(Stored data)
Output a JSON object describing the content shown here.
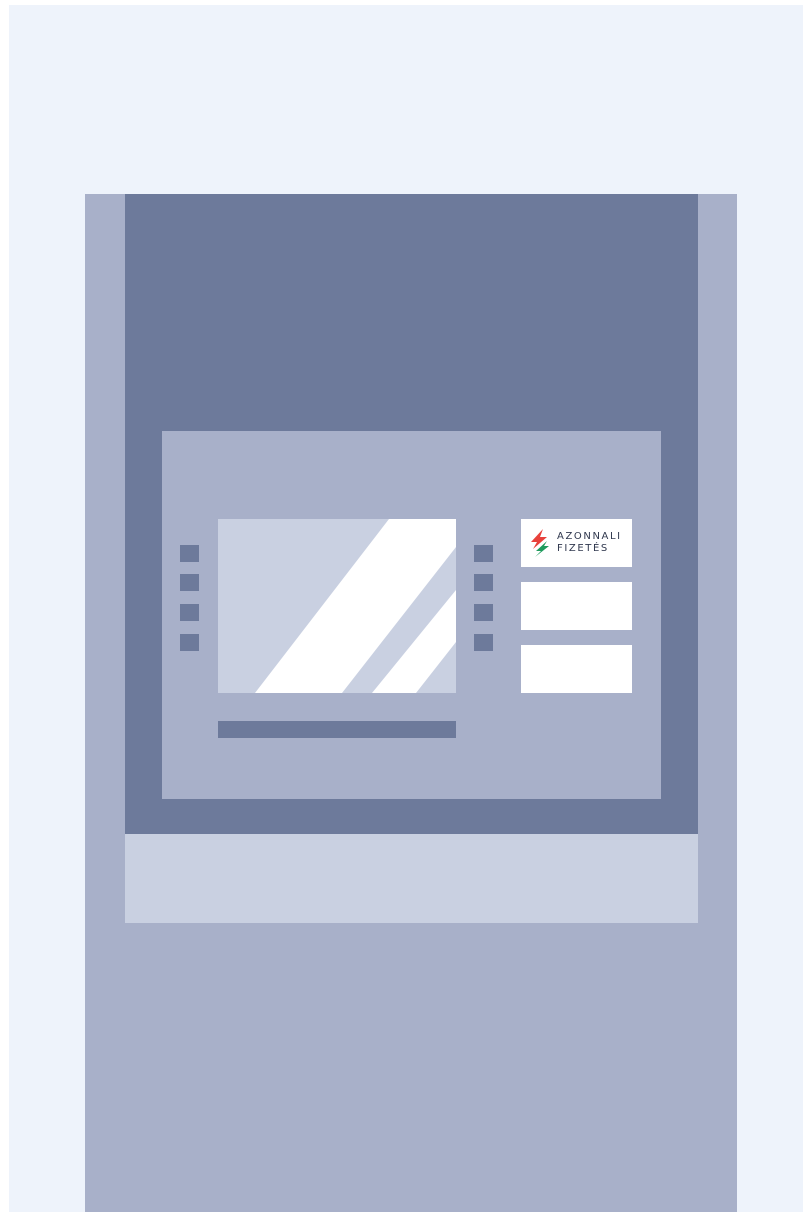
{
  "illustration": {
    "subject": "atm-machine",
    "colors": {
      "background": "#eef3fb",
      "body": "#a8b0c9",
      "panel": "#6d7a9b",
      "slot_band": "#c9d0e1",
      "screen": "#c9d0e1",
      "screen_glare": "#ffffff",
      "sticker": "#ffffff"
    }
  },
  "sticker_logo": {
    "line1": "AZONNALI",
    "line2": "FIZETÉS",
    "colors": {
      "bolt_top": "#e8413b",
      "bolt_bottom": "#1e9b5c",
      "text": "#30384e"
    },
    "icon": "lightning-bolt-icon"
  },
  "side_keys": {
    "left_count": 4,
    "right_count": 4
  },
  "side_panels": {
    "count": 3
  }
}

■ THE PROBLEM ■
Excluding the pictures, restate the records above word for word.

■ RESULT FOR THIS EXERCISE ■
Output a JSON object describing the content shown here.
{
  "illustration": {
    "subject": "atm-machine",
    "colors": {
      "background": "#eef3fb",
      "body": "#a8b0c9",
      "panel": "#6d7a9b",
      "slot_band": "#c9d0e1",
      "screen": "#c9d0e1",
      "screen_glare": "#ffffff",
      "sticker": "#ffffff"
    }
  },
  "sticker_logo": {
    "line1": "AZONNALI",
    "line2": "FIZETÉS",
    "colors": {
      "bolt_top": "#e8413b",
      "bolt_bottom": "#1e9b5c",
      "text": "#30384e"
    },
    "icon": "lightning-bolt-icon"
  },
  "side_keys": {
    "left_count": 4,
    "right_count": 4
  },
  "side_panels": {
    "count": 3
  }
}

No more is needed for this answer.